Extracted data entries
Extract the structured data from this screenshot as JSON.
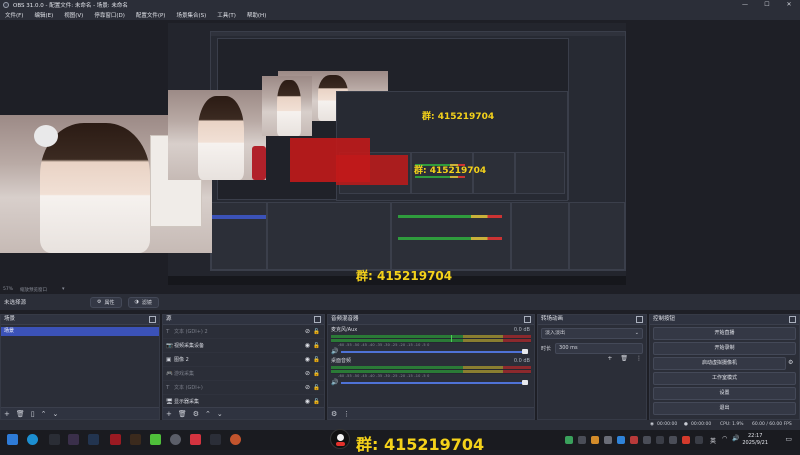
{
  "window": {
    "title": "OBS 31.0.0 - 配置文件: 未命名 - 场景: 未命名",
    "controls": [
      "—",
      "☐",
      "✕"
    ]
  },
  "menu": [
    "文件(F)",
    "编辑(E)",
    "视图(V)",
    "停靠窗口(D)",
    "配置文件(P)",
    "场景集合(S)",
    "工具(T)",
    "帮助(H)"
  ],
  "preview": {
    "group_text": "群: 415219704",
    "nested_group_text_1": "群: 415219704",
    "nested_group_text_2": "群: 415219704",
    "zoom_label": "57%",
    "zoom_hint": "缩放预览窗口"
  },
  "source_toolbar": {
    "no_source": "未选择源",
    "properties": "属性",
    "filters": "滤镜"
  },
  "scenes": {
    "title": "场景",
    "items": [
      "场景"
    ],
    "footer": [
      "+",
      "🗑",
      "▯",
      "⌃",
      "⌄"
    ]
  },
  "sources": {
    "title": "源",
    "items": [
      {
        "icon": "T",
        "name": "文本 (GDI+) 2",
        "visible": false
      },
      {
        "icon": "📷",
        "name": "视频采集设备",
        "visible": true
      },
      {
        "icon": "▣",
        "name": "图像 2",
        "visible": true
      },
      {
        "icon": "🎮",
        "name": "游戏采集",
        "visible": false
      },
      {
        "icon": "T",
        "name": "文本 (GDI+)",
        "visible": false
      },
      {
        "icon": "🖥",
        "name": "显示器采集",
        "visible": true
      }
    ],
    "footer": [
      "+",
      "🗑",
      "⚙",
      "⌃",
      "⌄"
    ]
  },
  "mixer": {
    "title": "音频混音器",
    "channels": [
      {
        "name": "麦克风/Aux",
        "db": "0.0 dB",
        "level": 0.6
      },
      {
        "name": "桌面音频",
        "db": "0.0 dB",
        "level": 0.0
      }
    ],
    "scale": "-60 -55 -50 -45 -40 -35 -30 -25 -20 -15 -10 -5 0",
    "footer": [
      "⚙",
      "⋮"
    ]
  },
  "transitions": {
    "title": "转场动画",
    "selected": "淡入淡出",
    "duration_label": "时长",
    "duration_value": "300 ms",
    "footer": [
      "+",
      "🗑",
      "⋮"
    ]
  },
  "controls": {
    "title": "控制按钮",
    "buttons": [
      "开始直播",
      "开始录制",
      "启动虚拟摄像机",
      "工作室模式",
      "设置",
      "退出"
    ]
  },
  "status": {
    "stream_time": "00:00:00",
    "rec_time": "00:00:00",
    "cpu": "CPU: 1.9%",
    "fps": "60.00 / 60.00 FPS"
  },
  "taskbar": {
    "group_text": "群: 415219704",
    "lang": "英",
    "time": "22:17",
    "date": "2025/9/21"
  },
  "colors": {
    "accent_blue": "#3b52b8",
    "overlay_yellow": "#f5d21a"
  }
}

• _STATED GOAL_
Output the records above exactly; leave out the pictures.

• _RESPONSE TO THE TASK_
Extract the structured data from this screenshot as JSON.
{
  "window": {
    "title": "OBS 31.0.0 - 配置文件: 未命名 - 场景: 未命名",
    "controls": [
      "—",
      "☐",
      "✕"
    ]
  },
  "menu": [
    "文件(F)",
    "编辑(E)",
    "视图(V)",
    "停靠窗口(D)",
    "配置文件(P)",
    "场景集合(S)",
    "工具(T)",
    "帮助(H)"
  ],
  "preview": {
    "group_text": "群: 415219704",
    "nested_group_text_1": "群: 415219704",
    "nested_group_text_2": "群: 415219704",
    "zoom_label": "57%",
    "zoom_hint": "缩放预览窗口"
  },
  "source_toolbar": {
    "no_source": "未选择源",
    "properties": "属性",
    "filters": "滤镜"
  },
  "scenes": {
    "title": "场景",
    "items": [
      "场景"
    ],
    "footer": [
      "+",
      "🗑",
      "▯",
      "⌃",
      "⌄"
    ]
  },
  "sources": {
    "title": "源",
    "items": [
      {
        "icon": "T",
        "name": "文本 (GDI+) 2",
        "visible": false
      },
      {
        "icon": "📷",
        "name": "视频采集设备",
        "visible": true
      },
      {
        "icon": "▣",
        "name": "图像 2",
        "visible": true
      },
      {
        "icon": "🎮",
        "name": "游戏采集",
        "visible": false
      },
      {
        "icon": "T",
        "name": "文本 (GDI+)",
        "visible": false
      },
      {
        "icon": "🖥",
        "name": "显示器采集",
        "visible": true
      }
    ],
    "footer": [
      "+",
      "🗑",
      "⚙",
      "⌃",
      "⌄"
    ]
  },
  "mixer": {
    "title": "音频混音器",
    "channels": [
      {
        "name": "麦克风/Aux",
        "db": "0.0 dB",
        "level": 0.6
      },
      {
        "name": "桌面音频",
        "db": "0.0 dB",
        "level": 0.0
      }
    ],
    "scale": "-60 -55 -50 -45 -40 -35 -30 -25 -20 -15 -10 -5 0",
    "footer": [
      "⚙",
      "⋮"
    ]
  },
  "transitions": {
    "title": "转场动画",
    "selected": "淡入淡出",
    "duration_label": "时长",
    "duration_value": "300 ms",
    "footer": [
      "+",
      "🗑",
      "⋮"
    ]
  },
  "controls": {
    "title": "控制按钮",
    "buttons": [
      "开始直播",
      "开始录制",
      "启动虚拟摄像机",
      "工作室模式",
      "设置",
      "退出"
    ]
  },
  "status": {
    "stream_time": "00:00:00",
    "rec_time": "00:00:00",
    "cpu": "CPU: 1.9%",
    "fps": "60.00 / 60.00 FPS"
  },
  "taskbar": {
    "group_text": "群: 415219704",
    "lang": "英",
    "time": "22:17",
    "date": "2025/9/21"
  },
  "colors": {
    "accent_blue": "#3b52b8",
    "overlay_yellow": "#f5d21a"
  }
}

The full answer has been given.